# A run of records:

-- Begin --

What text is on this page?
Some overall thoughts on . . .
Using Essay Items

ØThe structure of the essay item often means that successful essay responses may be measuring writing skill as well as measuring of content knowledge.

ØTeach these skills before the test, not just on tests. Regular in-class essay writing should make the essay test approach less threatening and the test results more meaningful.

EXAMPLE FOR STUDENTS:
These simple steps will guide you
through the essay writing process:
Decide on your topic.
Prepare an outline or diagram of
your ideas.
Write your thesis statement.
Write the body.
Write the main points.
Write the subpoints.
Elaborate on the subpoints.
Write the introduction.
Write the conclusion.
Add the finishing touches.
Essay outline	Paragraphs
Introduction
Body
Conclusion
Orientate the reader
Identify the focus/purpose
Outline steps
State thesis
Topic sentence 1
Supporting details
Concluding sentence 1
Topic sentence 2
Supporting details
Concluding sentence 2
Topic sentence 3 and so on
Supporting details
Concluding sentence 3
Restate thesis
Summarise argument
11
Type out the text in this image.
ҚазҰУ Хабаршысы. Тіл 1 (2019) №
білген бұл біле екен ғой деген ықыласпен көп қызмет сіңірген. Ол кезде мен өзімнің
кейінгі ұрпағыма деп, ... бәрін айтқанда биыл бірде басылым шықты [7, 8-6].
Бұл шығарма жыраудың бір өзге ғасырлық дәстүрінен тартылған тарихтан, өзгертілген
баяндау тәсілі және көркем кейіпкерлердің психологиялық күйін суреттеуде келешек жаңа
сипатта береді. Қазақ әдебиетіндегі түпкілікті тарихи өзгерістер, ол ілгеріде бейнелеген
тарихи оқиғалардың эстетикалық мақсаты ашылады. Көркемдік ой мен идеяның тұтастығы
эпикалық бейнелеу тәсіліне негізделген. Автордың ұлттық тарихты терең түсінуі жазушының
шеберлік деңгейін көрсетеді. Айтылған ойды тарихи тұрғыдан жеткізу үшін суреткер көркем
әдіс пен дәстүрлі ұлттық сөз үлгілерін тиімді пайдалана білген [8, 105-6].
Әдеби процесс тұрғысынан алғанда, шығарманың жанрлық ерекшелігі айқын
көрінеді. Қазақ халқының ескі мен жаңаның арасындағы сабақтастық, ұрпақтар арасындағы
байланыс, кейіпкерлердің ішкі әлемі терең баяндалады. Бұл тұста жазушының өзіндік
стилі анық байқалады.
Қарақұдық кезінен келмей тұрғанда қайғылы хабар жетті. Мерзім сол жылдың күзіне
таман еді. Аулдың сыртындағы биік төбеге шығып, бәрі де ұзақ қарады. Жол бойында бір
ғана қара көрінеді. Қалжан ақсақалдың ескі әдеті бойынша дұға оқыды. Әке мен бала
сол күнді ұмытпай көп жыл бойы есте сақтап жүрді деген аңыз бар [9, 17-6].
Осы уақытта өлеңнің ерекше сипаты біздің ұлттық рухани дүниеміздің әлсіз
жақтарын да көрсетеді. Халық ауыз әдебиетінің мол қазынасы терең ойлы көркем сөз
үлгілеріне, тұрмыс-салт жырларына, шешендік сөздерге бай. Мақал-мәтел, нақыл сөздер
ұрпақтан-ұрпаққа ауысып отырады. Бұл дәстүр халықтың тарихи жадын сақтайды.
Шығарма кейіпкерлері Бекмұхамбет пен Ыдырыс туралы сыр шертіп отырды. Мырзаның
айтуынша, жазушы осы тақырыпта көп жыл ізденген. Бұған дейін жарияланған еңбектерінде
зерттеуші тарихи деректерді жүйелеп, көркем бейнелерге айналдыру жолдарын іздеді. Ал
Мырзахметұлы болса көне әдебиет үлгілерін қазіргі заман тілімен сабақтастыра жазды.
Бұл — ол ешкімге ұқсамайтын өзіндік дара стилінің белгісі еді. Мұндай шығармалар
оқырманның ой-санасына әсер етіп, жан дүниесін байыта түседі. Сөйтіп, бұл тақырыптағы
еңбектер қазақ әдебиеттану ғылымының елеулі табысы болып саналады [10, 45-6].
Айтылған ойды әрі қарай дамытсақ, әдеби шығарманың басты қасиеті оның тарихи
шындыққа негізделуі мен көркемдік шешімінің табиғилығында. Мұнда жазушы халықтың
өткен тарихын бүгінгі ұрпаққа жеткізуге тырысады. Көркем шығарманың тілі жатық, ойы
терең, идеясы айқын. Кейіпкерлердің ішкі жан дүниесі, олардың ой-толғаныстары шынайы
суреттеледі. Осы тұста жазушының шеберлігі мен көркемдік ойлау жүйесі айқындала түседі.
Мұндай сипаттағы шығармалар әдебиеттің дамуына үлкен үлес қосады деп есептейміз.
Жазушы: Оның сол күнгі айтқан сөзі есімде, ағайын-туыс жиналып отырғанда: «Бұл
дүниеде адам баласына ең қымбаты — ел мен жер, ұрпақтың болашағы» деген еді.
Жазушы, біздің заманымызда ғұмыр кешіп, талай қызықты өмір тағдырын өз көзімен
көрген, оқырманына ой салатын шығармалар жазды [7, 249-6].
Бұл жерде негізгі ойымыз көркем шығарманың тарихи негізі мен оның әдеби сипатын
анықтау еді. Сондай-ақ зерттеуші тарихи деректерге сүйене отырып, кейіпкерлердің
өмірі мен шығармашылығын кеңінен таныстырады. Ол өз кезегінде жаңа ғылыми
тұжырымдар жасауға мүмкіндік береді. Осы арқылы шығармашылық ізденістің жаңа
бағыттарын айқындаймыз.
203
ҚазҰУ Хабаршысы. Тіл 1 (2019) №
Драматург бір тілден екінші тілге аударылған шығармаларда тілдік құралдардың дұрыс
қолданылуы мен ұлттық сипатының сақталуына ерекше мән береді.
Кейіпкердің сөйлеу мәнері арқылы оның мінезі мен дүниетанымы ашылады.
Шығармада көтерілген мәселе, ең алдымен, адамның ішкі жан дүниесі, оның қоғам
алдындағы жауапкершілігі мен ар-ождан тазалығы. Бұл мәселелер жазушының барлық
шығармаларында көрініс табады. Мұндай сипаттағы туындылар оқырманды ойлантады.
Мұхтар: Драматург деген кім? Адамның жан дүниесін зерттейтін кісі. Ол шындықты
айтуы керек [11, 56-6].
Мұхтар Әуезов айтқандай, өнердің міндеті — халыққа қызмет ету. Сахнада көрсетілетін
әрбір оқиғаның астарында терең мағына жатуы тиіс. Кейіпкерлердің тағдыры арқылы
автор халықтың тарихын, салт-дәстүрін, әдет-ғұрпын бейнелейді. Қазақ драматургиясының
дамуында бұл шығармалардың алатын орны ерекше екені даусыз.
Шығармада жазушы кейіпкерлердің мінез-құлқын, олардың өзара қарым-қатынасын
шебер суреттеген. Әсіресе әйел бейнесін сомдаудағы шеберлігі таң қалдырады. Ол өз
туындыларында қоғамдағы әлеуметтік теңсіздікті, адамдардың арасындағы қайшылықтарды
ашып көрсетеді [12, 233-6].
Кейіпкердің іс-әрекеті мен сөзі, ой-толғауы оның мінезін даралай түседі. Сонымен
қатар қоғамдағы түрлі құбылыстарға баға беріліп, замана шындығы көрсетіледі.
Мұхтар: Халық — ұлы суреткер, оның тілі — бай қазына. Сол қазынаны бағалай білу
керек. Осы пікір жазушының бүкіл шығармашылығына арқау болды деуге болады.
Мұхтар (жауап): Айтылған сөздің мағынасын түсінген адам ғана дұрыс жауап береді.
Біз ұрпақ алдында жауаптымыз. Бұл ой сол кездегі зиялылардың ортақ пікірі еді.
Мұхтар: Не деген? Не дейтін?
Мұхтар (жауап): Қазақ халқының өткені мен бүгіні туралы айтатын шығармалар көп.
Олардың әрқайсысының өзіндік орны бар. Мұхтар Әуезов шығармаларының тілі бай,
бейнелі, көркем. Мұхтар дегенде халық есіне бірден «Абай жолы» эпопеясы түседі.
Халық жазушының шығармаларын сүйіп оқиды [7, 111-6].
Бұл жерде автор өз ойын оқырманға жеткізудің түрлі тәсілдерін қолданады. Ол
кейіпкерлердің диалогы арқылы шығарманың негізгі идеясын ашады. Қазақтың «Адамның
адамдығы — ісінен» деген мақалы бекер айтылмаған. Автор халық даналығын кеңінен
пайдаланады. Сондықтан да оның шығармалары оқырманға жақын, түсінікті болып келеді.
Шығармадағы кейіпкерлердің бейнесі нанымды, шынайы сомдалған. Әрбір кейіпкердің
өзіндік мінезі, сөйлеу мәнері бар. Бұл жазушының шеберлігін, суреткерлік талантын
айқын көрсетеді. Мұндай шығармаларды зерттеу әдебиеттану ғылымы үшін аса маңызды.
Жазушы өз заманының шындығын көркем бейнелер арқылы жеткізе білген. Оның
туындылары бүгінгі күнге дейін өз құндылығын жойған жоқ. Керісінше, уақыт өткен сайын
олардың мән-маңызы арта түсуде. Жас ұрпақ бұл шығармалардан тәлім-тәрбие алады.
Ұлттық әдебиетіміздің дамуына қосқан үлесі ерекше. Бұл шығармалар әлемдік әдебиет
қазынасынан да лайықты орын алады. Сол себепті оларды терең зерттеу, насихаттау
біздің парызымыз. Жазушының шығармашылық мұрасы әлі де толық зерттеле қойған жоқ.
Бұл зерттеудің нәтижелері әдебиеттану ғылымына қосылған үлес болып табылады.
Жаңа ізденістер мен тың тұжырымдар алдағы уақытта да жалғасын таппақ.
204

-- End --

# Requirement:
Show each line of the listing that holds the string "кеңінен".

# Task result:
өмірі мен шығармашылығын кеңінен таныстырады. Ол өз кезегінде жаңа ғылыми
адамдығы — ісінен» деген мақалы бекер айтылмаған. Автор халық даналығын кеңінен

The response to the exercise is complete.